### Records

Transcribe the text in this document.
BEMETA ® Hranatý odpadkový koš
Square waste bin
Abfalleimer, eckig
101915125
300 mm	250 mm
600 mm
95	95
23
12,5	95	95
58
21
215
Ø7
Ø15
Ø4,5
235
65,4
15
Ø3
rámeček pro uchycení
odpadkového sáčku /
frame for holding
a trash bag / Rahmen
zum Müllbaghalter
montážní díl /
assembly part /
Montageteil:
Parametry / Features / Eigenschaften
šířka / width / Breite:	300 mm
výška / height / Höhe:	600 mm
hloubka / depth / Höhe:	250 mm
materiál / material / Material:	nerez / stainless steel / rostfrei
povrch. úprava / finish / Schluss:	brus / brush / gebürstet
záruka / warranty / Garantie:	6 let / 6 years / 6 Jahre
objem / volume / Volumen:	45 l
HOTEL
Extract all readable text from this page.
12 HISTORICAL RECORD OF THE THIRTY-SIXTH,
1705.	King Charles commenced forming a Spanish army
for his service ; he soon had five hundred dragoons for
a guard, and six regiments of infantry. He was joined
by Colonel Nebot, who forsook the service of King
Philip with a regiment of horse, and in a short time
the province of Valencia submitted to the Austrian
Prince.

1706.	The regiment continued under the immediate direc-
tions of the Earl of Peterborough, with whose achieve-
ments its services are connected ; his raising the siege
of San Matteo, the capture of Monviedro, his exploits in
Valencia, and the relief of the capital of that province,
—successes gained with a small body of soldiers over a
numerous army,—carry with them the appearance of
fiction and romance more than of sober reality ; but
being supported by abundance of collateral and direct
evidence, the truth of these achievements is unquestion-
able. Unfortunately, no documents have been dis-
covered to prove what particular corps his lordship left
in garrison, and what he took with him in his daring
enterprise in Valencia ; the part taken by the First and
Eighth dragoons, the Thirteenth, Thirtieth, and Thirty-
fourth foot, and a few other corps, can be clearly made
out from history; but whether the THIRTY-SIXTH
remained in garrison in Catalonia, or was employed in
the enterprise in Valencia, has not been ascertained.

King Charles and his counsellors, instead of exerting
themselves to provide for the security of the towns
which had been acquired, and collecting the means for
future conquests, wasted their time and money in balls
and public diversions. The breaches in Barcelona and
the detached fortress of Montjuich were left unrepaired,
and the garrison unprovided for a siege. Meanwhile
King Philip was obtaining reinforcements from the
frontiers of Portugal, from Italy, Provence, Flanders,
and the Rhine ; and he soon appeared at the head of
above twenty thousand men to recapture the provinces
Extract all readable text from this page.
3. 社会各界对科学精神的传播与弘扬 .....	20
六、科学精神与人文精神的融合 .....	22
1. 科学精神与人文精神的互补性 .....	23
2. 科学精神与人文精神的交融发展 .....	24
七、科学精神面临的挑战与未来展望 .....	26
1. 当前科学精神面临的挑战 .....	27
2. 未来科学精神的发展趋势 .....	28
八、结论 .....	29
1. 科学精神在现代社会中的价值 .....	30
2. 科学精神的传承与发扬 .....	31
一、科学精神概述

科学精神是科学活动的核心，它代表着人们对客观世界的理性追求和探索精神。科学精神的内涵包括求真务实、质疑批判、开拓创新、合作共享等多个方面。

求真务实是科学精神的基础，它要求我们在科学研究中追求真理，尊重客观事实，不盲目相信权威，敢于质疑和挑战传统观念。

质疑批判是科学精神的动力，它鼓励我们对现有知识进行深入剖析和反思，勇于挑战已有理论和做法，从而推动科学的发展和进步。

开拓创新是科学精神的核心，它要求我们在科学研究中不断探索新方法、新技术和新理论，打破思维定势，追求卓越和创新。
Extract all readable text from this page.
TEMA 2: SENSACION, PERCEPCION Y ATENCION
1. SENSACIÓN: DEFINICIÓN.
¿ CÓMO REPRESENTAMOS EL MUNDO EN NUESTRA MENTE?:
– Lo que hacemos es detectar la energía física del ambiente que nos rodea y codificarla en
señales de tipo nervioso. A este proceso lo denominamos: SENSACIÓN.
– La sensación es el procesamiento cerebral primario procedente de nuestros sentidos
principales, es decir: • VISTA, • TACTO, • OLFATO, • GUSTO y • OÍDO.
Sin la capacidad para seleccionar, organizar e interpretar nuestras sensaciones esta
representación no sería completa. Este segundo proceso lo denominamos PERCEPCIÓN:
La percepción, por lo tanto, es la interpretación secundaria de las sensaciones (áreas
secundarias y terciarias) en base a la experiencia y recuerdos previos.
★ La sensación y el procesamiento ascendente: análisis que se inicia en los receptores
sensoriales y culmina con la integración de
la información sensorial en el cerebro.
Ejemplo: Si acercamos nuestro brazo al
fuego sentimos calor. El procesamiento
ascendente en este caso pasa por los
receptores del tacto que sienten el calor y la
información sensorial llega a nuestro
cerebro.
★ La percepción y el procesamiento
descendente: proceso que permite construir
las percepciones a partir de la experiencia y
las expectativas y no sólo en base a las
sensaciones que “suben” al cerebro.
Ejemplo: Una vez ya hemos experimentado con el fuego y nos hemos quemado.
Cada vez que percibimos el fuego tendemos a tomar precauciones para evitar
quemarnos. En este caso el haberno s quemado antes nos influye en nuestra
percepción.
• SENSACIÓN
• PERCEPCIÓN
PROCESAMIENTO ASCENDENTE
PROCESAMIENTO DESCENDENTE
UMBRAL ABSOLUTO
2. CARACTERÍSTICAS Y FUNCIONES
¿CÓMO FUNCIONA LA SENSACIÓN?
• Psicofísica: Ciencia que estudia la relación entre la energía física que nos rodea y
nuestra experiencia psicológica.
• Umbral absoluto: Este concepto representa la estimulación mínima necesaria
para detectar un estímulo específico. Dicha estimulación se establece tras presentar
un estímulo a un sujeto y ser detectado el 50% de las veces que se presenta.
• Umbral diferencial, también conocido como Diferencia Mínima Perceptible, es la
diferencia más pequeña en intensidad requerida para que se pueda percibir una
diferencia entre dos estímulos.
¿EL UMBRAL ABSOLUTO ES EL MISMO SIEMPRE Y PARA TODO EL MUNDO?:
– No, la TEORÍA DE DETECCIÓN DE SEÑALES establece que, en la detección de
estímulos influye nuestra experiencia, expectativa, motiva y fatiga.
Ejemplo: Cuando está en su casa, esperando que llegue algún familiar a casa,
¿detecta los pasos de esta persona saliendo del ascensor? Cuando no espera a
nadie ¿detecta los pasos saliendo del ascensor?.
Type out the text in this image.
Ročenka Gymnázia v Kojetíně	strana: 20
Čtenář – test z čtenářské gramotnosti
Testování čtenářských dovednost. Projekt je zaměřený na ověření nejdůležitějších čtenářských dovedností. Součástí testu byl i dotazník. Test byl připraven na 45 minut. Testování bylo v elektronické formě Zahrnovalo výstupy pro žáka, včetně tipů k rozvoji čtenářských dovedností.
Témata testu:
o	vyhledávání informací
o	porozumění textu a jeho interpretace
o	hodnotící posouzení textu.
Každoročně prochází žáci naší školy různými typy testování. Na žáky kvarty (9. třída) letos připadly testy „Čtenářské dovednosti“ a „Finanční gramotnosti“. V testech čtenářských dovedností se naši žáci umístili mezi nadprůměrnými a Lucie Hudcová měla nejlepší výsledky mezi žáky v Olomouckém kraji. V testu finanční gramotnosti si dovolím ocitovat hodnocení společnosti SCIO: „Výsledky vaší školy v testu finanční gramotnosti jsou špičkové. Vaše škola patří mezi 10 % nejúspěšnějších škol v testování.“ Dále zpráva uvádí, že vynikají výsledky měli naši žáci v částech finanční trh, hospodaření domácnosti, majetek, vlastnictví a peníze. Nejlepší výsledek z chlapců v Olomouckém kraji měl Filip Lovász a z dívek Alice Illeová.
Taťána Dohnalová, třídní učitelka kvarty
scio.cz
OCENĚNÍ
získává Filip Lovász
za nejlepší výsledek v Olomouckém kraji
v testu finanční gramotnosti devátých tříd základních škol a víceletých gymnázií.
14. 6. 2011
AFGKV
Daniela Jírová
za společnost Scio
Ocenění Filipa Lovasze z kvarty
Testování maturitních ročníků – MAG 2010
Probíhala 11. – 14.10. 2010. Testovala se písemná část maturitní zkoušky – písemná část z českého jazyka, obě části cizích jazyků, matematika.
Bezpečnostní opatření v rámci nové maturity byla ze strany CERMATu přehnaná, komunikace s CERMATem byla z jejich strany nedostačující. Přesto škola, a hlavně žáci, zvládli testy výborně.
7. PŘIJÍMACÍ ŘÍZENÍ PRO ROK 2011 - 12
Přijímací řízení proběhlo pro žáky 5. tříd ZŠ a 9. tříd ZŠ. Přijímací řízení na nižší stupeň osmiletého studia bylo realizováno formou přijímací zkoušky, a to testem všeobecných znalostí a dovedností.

######

Instruction:
Pick out all lines from the data above in which the word "rodea" appears.

Solution for this problem:
– Lo que hacemos es detectar la energía física del ambiente que nos rodea y codificarla en
• Psicofísica: Ciencia que estudia la relación entre la energía física que nos rodea y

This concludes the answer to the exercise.